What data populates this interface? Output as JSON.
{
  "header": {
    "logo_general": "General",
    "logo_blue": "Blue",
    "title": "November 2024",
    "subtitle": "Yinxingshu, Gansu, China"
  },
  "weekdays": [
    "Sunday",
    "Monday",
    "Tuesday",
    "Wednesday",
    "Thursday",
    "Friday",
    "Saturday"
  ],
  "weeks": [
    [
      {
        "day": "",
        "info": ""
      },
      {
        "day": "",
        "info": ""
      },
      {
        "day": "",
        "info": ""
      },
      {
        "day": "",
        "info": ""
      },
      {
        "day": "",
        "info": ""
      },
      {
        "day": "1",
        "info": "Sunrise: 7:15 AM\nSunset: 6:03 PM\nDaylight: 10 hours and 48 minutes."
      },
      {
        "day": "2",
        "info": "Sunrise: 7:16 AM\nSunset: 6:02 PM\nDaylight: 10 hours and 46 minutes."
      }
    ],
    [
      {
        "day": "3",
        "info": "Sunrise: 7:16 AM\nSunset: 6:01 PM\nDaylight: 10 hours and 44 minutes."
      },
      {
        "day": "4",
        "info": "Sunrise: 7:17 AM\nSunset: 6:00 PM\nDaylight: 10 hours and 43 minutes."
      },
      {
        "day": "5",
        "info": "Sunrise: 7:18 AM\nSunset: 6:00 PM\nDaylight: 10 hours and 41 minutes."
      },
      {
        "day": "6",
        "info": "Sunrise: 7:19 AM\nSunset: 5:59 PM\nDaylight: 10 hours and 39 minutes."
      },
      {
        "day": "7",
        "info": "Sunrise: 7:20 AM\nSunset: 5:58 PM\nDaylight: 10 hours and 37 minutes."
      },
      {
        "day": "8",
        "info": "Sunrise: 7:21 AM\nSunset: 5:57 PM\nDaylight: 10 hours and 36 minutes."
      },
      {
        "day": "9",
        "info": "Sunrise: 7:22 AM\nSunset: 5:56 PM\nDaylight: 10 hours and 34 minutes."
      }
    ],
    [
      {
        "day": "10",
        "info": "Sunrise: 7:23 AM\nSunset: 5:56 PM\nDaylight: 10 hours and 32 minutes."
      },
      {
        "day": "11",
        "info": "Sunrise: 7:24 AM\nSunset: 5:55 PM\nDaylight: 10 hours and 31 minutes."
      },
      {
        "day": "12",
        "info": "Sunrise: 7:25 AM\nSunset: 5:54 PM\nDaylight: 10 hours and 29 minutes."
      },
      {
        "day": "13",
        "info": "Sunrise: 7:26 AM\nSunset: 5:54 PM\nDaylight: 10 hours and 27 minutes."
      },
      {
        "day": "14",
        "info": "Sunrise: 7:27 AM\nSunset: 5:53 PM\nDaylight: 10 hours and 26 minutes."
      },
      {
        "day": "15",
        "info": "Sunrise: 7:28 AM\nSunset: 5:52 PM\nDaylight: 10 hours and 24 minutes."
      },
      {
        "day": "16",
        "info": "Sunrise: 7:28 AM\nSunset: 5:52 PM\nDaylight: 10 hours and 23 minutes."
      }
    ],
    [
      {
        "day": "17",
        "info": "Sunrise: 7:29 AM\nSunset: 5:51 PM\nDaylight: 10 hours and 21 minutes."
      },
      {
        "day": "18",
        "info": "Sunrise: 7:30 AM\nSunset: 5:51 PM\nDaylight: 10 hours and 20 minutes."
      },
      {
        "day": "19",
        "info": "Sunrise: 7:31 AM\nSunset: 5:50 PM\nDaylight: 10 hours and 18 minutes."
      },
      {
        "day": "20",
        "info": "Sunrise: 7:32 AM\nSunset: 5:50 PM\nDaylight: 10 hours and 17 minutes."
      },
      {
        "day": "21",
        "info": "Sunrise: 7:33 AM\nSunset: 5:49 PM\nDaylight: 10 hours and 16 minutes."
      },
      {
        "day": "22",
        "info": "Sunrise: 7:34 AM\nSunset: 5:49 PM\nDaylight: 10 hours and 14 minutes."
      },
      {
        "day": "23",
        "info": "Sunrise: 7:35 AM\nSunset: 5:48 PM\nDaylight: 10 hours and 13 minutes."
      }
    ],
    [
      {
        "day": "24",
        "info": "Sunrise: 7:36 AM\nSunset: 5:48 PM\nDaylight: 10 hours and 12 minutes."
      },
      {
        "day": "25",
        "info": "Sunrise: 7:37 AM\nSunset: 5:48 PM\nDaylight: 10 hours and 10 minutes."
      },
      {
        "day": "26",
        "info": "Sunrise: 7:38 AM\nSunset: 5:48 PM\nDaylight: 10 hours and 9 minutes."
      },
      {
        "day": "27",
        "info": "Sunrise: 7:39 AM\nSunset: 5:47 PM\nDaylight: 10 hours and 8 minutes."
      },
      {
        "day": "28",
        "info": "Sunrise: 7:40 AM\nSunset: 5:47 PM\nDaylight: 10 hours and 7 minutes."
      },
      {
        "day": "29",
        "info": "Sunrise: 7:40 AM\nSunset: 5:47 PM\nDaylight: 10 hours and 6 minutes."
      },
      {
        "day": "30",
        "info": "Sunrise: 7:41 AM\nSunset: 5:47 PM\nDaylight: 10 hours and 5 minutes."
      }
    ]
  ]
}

# Problem to solve
Copy out the material word for word and line for line.

# Solution for this task
What data populates this interface? Output as JSON.
{
  "header": {
    "logo_general": "General",
    "logo_blue": "Blue",
    "title": "November 2024",
    "subtitle": "Yinxingshu, Gansu, China"
  },
  "weekdays": [
    "Sunday",
    "Monday",
    "Tuesday",
    "Wednesday",
    "Thursday",
    "Friday",
    "Saturday"
  ],
  "weeks": [
    [
      {
        "day": "",
        "info": ""
      },
      {
        "day": "",
        "info": ""
      },
      {
        "day": "",
        "info": ""
      },
      {
        "day": "",
        "info": ""
      },
      {
        "day": "",
        "info": ""
      },
      {
        "day": "1",
        "info": "Sunrise: 7:15 AM\nSunset: 6:03 PM\nDaylight: 10 hours and 48 minutes."
      },
      {
        "day": "2",
        "info": "Sunrise: 7:16 AM\nSunset: 6:02 PM\nDaylight: 10 hours and 46 minutes."
      }
    ],
    [
      {
        "day": "3",
        "info": "Sunrise: 7:16 AM\nSunset: 6:01 PM\nDaylight: 10 hours and 44 minutes."
      },
      {
        "day": "4",
        "info": "Sunrise: 7:17 AM\nSunset: 6:00 PM\nDaylight: 10 hours and 43 minutes."
      },
      {
        "day": "5",
        "info": "Sunrise: 7:18 AM\nSunset: 6:00 PM\nDaylight: 10 hours and 41 minutes."
      },
      {
        "day": "6",
        "info": "Sunrise: 7:19 AM\nSunset: 5:59 PM\nDaylight: 10 hours and 39 minutes."
      },
      {
        "day": "7",
        "info": "Sunrise: 7:20 AM\nSunset: 5:58 PM\nDaylight: 10 hours and 37 minutes."
      },
      {
        "day": "8",
        "info": "Sunrise: 7:21 AM\nSunset: 5:57 PM\nDaylight: 10 hours and 36 minutes."
      },
      {
        "day": "9",
        "info": "Sunrise: 7:22 AM\nSunset: 5:56 PM\nDaylight: 10 hours and 34 minutes."
      }
    ],
    [
      {
        "day": "10",
        "info": "Sunrise: 7:23 AM\nSunset: 5:56 PM\nDaylight: 10 hours and 32 minutes."
      },
      {
        "day": "11",
        "info": "Sunrise: 7:24 AM\nSunset: 5:55 PM\nDaylight: 10 hours and 31 minutes."
      },
      {
        "day": "12",
        "info": "Sunrise: 7:25 AM\nSunset: 5:54 PM\nDaylight: 10 hours and 29 minutes."
      },
      {
        "day": "13",
        "info": "Sunrise: 7:26 AM\nSunset: 5:54 PM\nDaylight: 10 hours and 27 minutes."
      },
      {
        "day": "14",
        "info": "Sunrise: 7:27 AM\nSunset: 5:53 PM\nDaylight: 10 hours and 26 minutes."
      },
      {
        "day": "15",
        "info": "Sunrise: 7:28 AM\nSunset: 5:52 PM\nDaylight: 10 hours and 24 minutes."
      },
      {
        "day": "16",
        "info": "Sunrise: 7:28 AM\nSunset: 5:52 PM\nDaylight: 10 hours and 23 minutes."
      }
    ],
    [
      {
        "day": "17",
        "info": "Sunrise: 7:29 AM\nSunset: 5:51 PM\nDaylight: 10 hours and 21 minutes."
      },
      {
        "day": "18",
        "info": "Sunrise: 7:30 AM\nSunset: 5:51 PM\nDaylight: 10 hours and 20 minutes."
      },
      {
        "day": "19",
        "info": "Sunrise: 7:31 AM\nSunset: 5:50 PM\nDaylight: 10 hours and 18 minutes."
      },
      {
        "day": "20",
        "info": "Sunrise: 7:32 AM\nSunset: 5:50 PM\nDaylight: 10 hours and 17 minutes."
      },
      {
        "day": "21",
        "info": "Sunrise: 7:33 AM\nSunset: 5:49 PM\nDaylight: 10 hours and 16 minutes."
      },
      {
        "day": "22",
        "info": "Sunrise: 7:34 AM\nSunset: 5:49 PM\nDaylight: 10 hours and 14 minutes."
      },
      {
        "day": "23",
        "info": "Sunrise: 7:35 AM\nSunset: 5:48 PM\nDaylight: 10 hours and 13 minutes."
      }
    ],
    [
      {
        "day": "24",
        "info": "Sunrise: 7:36 AM\nSunset: 5:48 PM\nDaylight: 10 hours and 12 minutes."
      },
      {
        "day": "25",
        "info": "Sunrise: 7:37 AM\nSunset: 5:48 PM\nDaylight: 10 hours and 10 minutes."
      },
      {
        "day": "26",
        "info": "Sunrise: 7:38 AM\nSunset: 5:48 PM\nDaylight: 10 hours and 9 minutes."
      },
      {
        "day": "27",
        "info": "Sunrise: 7:39 AM\nSunset: 5:47 PM\nDaylight: 10 hours and 8 minutes."
      },
      {
        "day": "28",
        "info": "Sunrise: 7:40 AM\nSunset: 5:47 PM\nDaylight: 10 hours and 7 minutes."
      },
      {
        "day": "29",
        "info": "Sunrise: 7:40 AM\nSunset: 5:47 PM\nDaylight: 10 hours and 6 minutes."
      },
      {
        "day": "30",
        "info": "Sunrise: 7:41 AM\nSunset: 5:47 PM\nDaylight: 10 hours and 5 minutes."
      }
    ]
  ]
}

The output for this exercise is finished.